→ **Data excerpts**
+-------+

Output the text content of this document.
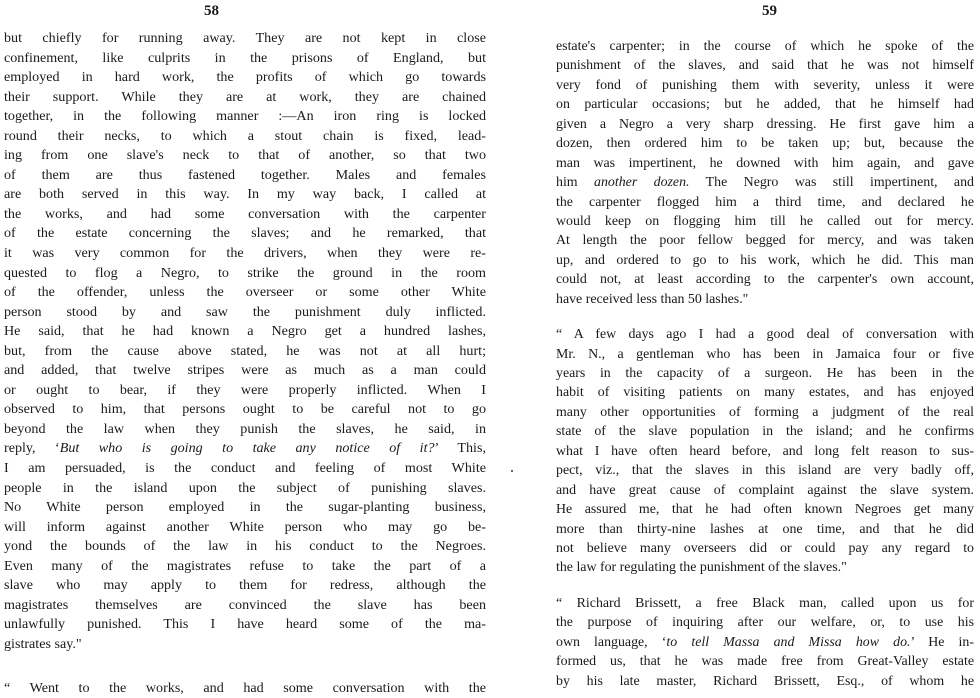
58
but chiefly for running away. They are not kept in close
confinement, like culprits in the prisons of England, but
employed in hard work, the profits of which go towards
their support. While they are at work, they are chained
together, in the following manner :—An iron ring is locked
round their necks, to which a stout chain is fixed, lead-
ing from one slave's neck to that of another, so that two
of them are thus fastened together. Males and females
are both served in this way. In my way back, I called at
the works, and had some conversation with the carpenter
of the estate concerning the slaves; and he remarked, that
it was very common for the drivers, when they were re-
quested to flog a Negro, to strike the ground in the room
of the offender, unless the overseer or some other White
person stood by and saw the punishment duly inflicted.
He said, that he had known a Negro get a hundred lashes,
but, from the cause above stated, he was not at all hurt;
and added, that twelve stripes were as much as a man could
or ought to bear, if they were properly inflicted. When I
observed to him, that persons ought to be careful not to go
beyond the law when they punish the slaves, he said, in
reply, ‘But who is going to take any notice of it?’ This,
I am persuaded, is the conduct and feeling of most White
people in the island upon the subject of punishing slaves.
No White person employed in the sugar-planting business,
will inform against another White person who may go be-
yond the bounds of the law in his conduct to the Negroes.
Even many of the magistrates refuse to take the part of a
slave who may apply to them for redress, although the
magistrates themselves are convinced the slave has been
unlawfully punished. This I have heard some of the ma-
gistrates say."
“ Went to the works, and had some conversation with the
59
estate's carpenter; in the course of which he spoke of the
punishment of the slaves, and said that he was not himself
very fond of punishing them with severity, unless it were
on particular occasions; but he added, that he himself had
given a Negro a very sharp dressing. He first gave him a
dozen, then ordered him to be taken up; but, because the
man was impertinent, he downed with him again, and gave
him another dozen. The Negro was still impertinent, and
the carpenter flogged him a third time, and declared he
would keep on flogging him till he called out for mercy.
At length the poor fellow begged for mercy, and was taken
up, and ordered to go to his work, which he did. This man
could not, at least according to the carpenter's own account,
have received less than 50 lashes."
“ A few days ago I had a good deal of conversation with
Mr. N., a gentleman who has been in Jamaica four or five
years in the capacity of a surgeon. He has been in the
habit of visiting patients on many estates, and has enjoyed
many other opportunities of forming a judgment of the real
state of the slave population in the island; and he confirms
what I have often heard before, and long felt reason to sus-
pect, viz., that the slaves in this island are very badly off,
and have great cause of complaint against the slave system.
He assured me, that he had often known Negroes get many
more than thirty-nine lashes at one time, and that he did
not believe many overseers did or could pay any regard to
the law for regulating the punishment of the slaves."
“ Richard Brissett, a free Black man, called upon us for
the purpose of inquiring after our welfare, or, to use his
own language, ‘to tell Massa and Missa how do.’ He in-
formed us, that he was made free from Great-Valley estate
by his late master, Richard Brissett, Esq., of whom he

+-------+

→ **Instructions to follow**
Only the lines above that hold "against" are wanted. Show every one of them.

→ **Answer for the task**
will inform against another White person who may go be-
and have great cause of complaint against the slave system.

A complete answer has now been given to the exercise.